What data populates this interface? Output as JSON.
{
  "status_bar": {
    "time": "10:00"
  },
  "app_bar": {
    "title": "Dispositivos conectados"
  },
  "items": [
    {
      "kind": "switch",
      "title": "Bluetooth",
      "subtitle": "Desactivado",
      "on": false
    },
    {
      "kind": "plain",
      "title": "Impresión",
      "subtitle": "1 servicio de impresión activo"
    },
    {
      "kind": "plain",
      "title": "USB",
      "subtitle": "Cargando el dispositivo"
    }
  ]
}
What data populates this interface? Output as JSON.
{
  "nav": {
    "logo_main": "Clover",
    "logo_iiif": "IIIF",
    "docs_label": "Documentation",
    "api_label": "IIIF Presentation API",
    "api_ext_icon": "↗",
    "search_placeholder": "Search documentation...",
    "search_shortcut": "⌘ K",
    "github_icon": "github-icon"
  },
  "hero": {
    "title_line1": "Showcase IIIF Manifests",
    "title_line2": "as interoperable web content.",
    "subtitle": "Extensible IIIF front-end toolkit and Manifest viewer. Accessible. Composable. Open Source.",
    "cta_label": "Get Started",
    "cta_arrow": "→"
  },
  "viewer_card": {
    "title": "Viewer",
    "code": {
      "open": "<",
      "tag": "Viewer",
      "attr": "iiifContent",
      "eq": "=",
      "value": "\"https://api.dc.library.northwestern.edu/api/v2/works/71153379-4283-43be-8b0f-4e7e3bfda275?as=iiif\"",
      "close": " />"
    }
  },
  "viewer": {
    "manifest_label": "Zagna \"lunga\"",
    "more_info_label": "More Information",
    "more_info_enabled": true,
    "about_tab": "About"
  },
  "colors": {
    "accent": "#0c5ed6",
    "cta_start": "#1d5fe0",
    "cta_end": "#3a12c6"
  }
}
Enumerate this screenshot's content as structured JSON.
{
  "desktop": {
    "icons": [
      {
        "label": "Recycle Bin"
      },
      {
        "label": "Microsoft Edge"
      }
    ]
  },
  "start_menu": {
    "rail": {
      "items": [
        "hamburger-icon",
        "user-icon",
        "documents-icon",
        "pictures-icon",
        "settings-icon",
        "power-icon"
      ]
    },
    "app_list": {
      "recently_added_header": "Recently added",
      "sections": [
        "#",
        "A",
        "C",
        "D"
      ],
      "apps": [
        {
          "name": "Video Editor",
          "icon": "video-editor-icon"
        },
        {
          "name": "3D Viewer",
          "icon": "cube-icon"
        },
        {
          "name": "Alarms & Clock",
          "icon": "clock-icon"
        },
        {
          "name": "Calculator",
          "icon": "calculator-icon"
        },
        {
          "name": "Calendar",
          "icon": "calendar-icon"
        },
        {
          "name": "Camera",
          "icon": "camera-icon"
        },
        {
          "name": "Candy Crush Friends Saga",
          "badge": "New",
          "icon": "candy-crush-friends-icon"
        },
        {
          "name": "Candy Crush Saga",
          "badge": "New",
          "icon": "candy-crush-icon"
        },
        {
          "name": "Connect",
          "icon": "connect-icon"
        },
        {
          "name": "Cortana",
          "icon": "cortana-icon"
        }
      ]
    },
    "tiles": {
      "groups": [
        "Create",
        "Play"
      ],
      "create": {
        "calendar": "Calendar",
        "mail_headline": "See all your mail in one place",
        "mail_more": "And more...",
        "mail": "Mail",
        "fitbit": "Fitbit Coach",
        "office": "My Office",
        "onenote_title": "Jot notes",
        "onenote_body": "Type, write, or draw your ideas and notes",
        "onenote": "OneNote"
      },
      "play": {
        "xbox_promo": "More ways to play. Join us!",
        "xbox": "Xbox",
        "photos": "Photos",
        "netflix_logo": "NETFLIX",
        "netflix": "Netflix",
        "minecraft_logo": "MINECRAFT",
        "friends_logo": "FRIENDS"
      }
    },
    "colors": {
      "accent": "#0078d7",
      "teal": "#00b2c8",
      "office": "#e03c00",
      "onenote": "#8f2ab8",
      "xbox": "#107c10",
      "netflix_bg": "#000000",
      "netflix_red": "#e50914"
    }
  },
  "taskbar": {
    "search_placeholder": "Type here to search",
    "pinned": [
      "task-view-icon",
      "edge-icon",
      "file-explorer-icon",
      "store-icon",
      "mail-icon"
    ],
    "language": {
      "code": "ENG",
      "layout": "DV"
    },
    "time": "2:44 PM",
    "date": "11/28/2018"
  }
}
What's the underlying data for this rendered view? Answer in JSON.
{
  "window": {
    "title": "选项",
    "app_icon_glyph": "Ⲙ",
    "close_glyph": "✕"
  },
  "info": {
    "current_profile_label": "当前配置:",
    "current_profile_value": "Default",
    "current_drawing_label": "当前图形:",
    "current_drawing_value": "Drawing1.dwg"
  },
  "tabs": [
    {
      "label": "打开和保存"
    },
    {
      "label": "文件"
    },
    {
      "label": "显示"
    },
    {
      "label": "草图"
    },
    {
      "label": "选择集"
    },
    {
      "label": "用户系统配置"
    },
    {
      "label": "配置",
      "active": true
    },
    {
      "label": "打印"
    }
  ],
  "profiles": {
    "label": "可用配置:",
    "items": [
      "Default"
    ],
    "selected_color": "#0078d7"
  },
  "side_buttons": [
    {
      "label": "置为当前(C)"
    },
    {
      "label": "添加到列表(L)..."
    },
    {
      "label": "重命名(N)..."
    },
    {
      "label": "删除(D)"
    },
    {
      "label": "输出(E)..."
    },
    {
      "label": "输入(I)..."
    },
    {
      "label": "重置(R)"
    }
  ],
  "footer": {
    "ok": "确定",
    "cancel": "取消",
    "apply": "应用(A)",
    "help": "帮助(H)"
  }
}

# Set task:
Set down the material above again, word for word.

# Solution to the exercise:
What data populates this interface? Output as JSON.
{
  "status_bar": {
    "time": "10:00"
  },
  "app_bar": {
    "title": "Dispositivos conectados"
  },
  "items": [
    {
      "kind": "switch",
      "title": "Bluetooth",
      "subtitle": "Desactivado",
      "on": false
    },
    {
      "kind": "plain",
      "title": "Impresión",
      "subtitle": "1 servicio de impresión activo"
    },
    {
      "kind": "plain",
      "title": "USB",
      "subtitle": "Cargando el dispositivo"
    }
  ]
}
What data populates this interface? Output as JSON.
{
  "nav": {
    "logo_main": "Clover",
    "logo_iiif": "IIIF",
    "docs_label": "Documentation",
    "api_label": "IIIF Presentation API",
    "api_ext_icon": "↗",
    "search_placeholder": "Search documentation...",
    "search_shortcut": "⌘ K",
    "github_icon": "github-icon"
  },
  "hero": {
    "title_line1": "Showcase IIIF Manifests",
    "title_line2": "as interoperable web content.",
    "subtitle": "Extensible IIIF front-end toolkit and Manifest viewer. Accessible. Composable. Open Source.",
    "cta_label": "Get Started",
    "cta_arrow": "→"
  },
  "viewer_card": {
    "title": "Viewer",
    "code": {
      "open": "<",
      "tag": "Viewer",
      "attr": "iiifContent",
      "eq": "=",
      "value": "\"https://api.dc.library.northwestern.edu/api/v2/works/71153379-4283-43be-8b0f-4e7e3bfda275?as=iiif\"",
      "close": " />"
    }
  },
  "viewer": {
    "manifest_label": "Zagna \"lunga\"",
    "more_info_label": "More Information",
    "more_info_enabled": true,
    "about_tab": "About"
  },
  "colors": {
    "accent": "#0c5ed6",
    "cta_start": "#1d5fe0",
    "cta_end": "#3a12c6"
  }
}
Enumerate this screenshot's content as structured JSON.
{
  "desktop": {
    "icons": [
      {
        "label": "Recycle Bin"
      },
      {
        "label": "Microsoft Edge"
      }
    ]
  },
  "start_menu": {
    "rail": {
      "items": [
        "hamburger-icon",
        "user-icon",
        "documents-icon",
        "pictures-icon",
        "settings-icon",
        "power-icon"
      ]
    },
    "app_list": {
      "recently_added_header": "Recently added",
      "sections": [
        "#",
        "A",
        "C",
        "D"
      ],
      "apps": [
        {
          "name": "Video Editor",
          "icon": "video-editor-icon"
        },
        {
          "name": "3D Viewer",
          "icon": "cube-icon"
        },
        {
          "name": "Alarms & Clock",
          "icon": "clock-icon"
        },
        {
          "name": "Calculator",
          "icon": "calculator-icon"
        },
        {
          "name": "Calendar",
          "icon": "calendar-icon"
        },
        {
          "name": "Camera",
          "icon": "camera-icon"
        },
        {
          "name": "Candy Crush Friends Saga",
          "badge": "New",
          "icon": "candy-crush-friends-icon"
        },
        {
          "name": "Candy Crush Saga",
          "badge": "New",
          "icon": "candy-crush-icon"
        },
        {
          "name": "Connect",
          "icon": "connect-icon"
        },
        {
          "name": "Cortana",
          "icon": "cortana-icon"
        }
      ]
    },
    "tiles": {
      "groups": [
        "Create",
        "Play"
      ],
      "create": {
        "calendar": "Calendar",
        "mail_headline": "See all your mail in one place",
        "mail_more": "And more...",
        "mail": "Mail",
        "fitbit": "Fitbit Coach",
        "office": "My Office",
        "onenote_title": "Jot notes",
        "onenote_body": "Type, write, or draw your ideas and notes",
        "onenote": "OneNote"
      },
      "play": {
        "xbox_promo": "More ways to play. Join us!",
        "xbox": "Xbox",
        "photos": "Photos",
        "netflix_logo": "NETFLIX",
        "netflix": "Netflix",
        "minecraft_logo": "MINECRAFT",
        "friends_logo": "FRIENDS"
      }
    },
    "colors": {
      "accent": "#0078d7",
      "teal": "#00b2c8",
      "office": "#e03c00",
      "onenote": "#8f2ab8",
      "xbox": "#107c10",
      "netflix_bg": "#000000",
      "netflix_red": "#e50914"
    }
  },
  "taskbar": {
    "search_placeholder": "Type here to search",
    "pinned": [
      "task-view-icon",
      "edge-icon",
      "file-explorer-icon",
      "store-icon",
      "mail-icon"
    ],
    "language": {
      "code": "ENG",
      "layout": "DV"
    },
    "time": "2:44 PM",
    "date": "11/28/2018"
  }
}
What's the underlying data for this rendered view? Answer in JSON.
{
  "window": {
    "title": "选项",
    "app_icon_glyph": "Ⲙ",
    "close_glyph": "✕"
  },
  "info": {
    "current_profile_label": "当前配置:",
    "current_profile_value": "Default",
    "current_drawing_label": "当前图形:",
    "current_drawing_value": "Drawing1.dwg"
  },
  "tabs": [
    {
      "label": "打开和保存"
    },
    {
      "label": "文件"
    },
    {
      "label": "显示"
    },
    {
      "label": "草图"
    },
    {
      "label": "选择集"
    },
    {
      "label": "用户系统配置"
    },
    {
      "label": "配置",
      "active": true
    },
    {
      "label": "打印"
    }
  ],
  "profiles": {
    "label": "可用配置:",
    "items": [
      "Default"
    ],
    "selected_color": "#0078d7"
  },
  "side_buttons": [
    {
      "label": "置为当前(C)"
    },
    {
      "label": "添加到列表(L)..."
    },
    {
      "label": "重命名(N)..."
    },
    {
      "label": "删除(D)"
    },
    {
      "label": "输出(E)..."
    },
    {
      "label": "输入(I)..."
    },
    {
      "label": "重置(R)"
    }
  ],
  "footer": {
    "ok": "确定",
    "cancel": "取消",
    "apply": "应用(A)",
    "help": "帮助(H)"
  }
}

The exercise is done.